• **EXERCISE TASK**
Copy out, exactly as given, every line from the line with "What does this" to the end of the listing, both of those lines included.

• **DATA ENTRIES**

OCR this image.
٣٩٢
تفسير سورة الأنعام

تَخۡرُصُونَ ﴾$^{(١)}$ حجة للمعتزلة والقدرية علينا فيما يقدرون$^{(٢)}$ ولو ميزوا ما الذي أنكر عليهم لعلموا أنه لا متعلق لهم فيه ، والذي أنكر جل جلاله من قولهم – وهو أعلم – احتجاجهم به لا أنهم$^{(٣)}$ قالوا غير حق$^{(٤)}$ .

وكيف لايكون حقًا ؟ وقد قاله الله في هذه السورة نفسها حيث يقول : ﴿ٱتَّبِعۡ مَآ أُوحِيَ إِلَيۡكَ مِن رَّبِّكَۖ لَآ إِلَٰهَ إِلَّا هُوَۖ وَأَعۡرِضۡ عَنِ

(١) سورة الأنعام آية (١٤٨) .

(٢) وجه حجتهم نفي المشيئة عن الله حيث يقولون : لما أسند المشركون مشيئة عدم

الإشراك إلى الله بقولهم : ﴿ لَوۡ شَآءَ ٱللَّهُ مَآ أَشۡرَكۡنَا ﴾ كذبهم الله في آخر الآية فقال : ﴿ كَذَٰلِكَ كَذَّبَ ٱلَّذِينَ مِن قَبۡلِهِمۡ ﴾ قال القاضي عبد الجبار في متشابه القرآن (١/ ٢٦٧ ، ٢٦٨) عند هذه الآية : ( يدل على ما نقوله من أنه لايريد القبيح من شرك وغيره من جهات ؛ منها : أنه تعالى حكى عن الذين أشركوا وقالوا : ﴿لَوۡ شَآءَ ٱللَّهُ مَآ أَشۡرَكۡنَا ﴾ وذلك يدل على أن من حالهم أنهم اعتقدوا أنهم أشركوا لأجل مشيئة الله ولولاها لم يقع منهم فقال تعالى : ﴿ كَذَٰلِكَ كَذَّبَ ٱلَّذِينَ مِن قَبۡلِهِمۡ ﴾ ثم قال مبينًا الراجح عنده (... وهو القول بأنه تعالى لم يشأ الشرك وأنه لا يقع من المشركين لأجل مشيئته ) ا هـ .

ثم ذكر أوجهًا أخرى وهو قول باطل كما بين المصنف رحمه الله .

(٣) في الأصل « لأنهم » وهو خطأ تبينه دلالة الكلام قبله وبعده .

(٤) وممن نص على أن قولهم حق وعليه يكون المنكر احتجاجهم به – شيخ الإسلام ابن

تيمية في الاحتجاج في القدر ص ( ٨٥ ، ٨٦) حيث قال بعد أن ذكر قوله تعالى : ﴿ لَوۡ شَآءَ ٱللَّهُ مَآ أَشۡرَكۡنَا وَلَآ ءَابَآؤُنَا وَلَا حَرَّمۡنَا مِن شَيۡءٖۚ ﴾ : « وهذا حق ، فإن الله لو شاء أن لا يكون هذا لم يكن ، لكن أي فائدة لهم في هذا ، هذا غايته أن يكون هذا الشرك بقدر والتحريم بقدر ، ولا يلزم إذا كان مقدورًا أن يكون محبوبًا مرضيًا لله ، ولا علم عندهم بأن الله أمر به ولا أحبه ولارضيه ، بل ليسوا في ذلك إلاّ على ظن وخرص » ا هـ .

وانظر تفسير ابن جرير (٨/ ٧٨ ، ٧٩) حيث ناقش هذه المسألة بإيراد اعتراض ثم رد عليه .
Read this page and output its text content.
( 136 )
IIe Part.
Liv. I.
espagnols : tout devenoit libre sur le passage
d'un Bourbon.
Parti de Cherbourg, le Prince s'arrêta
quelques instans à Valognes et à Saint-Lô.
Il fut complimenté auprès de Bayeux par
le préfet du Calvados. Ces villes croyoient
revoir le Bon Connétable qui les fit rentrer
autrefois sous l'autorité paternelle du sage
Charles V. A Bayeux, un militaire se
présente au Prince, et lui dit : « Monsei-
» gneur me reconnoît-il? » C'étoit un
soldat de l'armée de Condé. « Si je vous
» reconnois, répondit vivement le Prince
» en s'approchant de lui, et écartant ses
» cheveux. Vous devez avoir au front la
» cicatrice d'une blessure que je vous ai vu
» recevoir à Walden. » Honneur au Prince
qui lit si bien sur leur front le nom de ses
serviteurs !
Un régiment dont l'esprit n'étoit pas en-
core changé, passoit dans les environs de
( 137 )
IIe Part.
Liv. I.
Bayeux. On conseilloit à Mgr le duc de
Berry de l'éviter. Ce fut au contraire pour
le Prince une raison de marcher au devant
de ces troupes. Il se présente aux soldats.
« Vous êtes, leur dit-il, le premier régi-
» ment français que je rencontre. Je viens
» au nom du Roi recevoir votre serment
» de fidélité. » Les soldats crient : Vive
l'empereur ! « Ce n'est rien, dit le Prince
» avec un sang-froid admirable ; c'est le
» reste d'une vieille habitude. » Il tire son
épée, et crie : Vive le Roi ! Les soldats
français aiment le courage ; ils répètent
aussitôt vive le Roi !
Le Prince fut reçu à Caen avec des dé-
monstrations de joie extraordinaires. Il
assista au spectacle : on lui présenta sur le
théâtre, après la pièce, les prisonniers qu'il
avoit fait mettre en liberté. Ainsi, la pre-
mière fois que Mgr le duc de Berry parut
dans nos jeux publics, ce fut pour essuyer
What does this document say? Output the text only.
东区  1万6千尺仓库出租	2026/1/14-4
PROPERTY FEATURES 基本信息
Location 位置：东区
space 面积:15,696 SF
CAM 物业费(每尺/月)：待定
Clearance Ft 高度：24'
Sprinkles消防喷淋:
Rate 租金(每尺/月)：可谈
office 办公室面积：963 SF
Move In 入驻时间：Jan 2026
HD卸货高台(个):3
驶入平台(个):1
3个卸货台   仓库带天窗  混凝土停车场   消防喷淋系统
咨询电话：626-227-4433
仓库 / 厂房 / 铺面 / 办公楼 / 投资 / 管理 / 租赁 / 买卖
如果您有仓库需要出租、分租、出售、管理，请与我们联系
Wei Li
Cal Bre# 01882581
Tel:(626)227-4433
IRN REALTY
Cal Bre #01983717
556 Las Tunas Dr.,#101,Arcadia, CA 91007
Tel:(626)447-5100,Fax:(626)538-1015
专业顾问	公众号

• **OUTPUT OF THE TASK**
What does this document say? Output the text only.
东区  1万6千尺仓库出租	2026/1/14-4
PROPERTY FEATURES 基本信息
Location 位置：东区
space 面积:15,696 SF
CAM 物业费(每尺/月)：待定
Clearance Ft 高度：24'
Sprinkles消防喷淋:
Rate 租金(每尺/月)：可谈
office 办公室面积：963 SF
Move In 入驻时间：Jan 2026
HD卸货高台(个):3
驶入平台(个):1
3个卸货台   仓库带天窗  混凝土停车场   消防喷淋系统
咨询电话：626-227-4433
仓库 / 厂房 / 铺面 / 办公楼 / 投资 / 管理 / 租赁 / 买卖
如果您有仓库需要出租、分租、出售、管理，请与我们联系
Wei Li
Cal Bre# 01882581
Tel:(626)227-4433
IRN REALTY
Cal Bre #01983717
556 Las Tunas Dr.,#101,Arcadia, CA 91007
Tel:(626)447-5100,Fax:(626)538-1015
专业顾问	公众号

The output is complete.